Problem to work on: State how many lines of the entries include the string "estimate", please, leaving out everything but the number.

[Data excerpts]
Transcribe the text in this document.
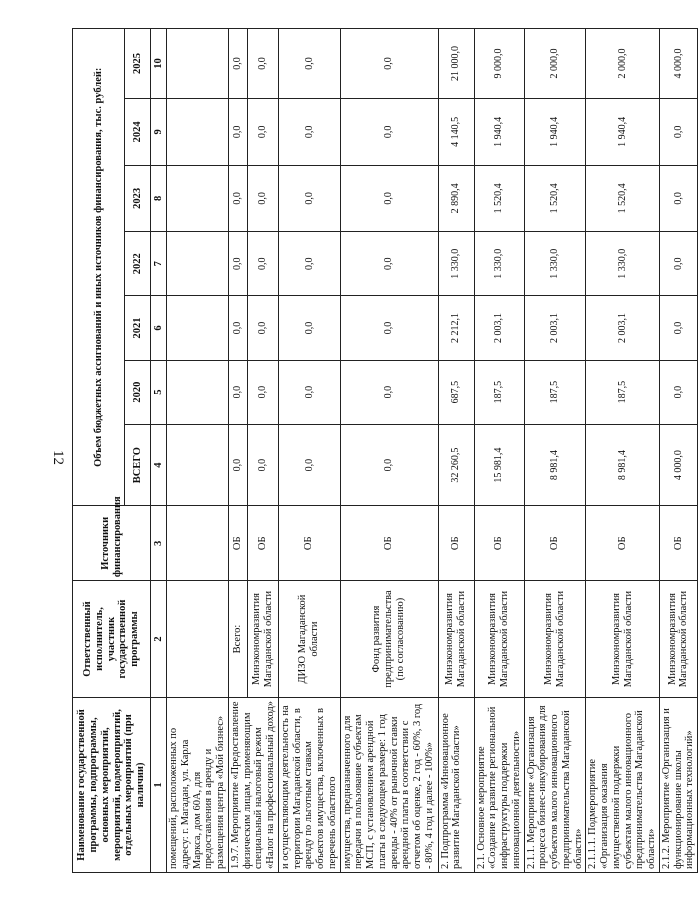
12
Наименование государственной программы, подпрограммы, основных мероприятий, мероприятий, подмероприятий, отдельных мероприятий (при наличии)	Ответственный исполнитель, участник государственной программы	Источники финансирования	Объем бюджетных ассигнований и иных источников финансирования, тыс. рублей:						
			ВСЕГО	2020	2021	2022	2023	2024	2025
1	2	3	4	5	6	7	8	9	10
помещений, расположенных по адресу: г. Магадан, ул. Карла Маркса, дом 60А, для предоставления в аренду и размещения центра «Мой бизнес»									
1.9.7. Мероприятие «Предоставление физическим лицам, применяющим специальный налоговый режим «Налог на профессиональный доход»	Всего:	ОБ	0,0	0,0	0,0	0,0	0,0	0,0	0,0
	Минэкономразвития Магаданской области	ОБ	0,0	0,0	0,0	0,0	0,0	0,0	0,0
и осуществляющим деятельность на территории Магаданской области, в аренду по льготным ставкам объектов имущества, включенных в перечень областного	ДИЗО Магаданской области	ОБ	0,0	0,0	0,0	0,0	0,0	0,0	0,0
имущества, предназначенного для передачи в пользование субъектам МСП, с установлением арендной платы в следующем размере: 1 год аренды - 40% от рыночной ставки арендной платы в соответствии с отчетом об оценке, 2 год - 60%, 3 год - 80%, 4 год и далее - 100%»	Фонд развития предпринимательства (по согласованию)	ОБ	0,0	0,0	0,0	0,0	0,0	0,0	0,0
2. Подпрограмма «Инновационное развитие Магаданской области»	Минэкономразвития Магаданской области	ОБ	32 260,5	687,5	2 212,1	1 330,0	2 890,4	4 140,5	21 000,0
2.1. Основное мероприятие «Создание и развитие региональной инфраструктуры поддержки инновационной деятельности»	Минэкономразвития Магаданской области	ОБ	15 981,4	187,5	2 003,1	1 330,0	1 520,4	1 940,4	9 000,0
2.1.1. Мероприятие «Организация процесса бизнес-инкубирования для субъектов малого инновационного предпринимательства Магаданской области»	Минэкономразвития Магаданской области	ОБ	8 981,4	187,5	2 003,1	1 330,0	1 520,4	1 940,4	2 000,0
2.1.1.1. Подмероприятие «Организация оказания имущественной поддержки субъектам малого инновационного предпринимательства Магаданской области»	Минэкономразвития Магаданской области	ОБ	8 981,4	187,5	2 003,1	1 330,0	1 520,4	1 940,4	2 000,0
2.1.2. Мероприятие «Организация и функционирование школы информационных технологий»	Минэкономразвития Магаданской области	ОБ	4 000,0	0,0	0,0	0,0	0,0	0,0	4 000,0
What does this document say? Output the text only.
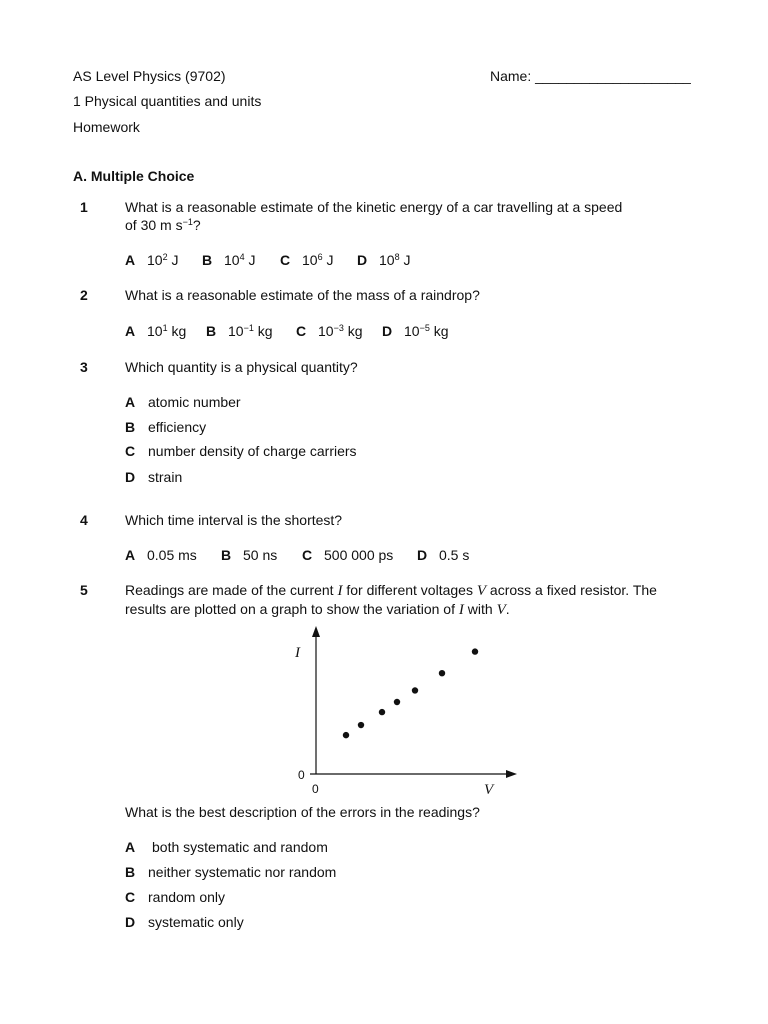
AS Level Physics (9702)	Name: ____________________
1 Physical quantities and units
Homework
A. Multiple Choice
1	What is a reasonable estimate of the kinetic energy of a car travelling at a speed
of 30 m $s^{-1}$?
A $10^2$ J B $10^4$ J C $10^6$ J D $10^8$ J
2	What is a reasonable estimate of the mass of a raindrop?
A $10^1$ kg B $10^{-1}$ kg C $10^{-3}$ kg D $10^{-5}$ kg
3	Which quantity is a physical quantity?
A atomic number
B efficiency
C number density of charge carriers
D strain
4	Which time interval is the shortest?
A 0.05 ms B 50 ns C 500 000 ps D 0.5 s
5	Readings are made of the current I for different voltages V across a fixed resistor. The
results are plotted on a graph to show the variation of I with V.
I
V
0
0
What is the best description of the errors in the readings?
A both systematic and random
B neither systematic nor random
C random only
D systematic only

The reply: 2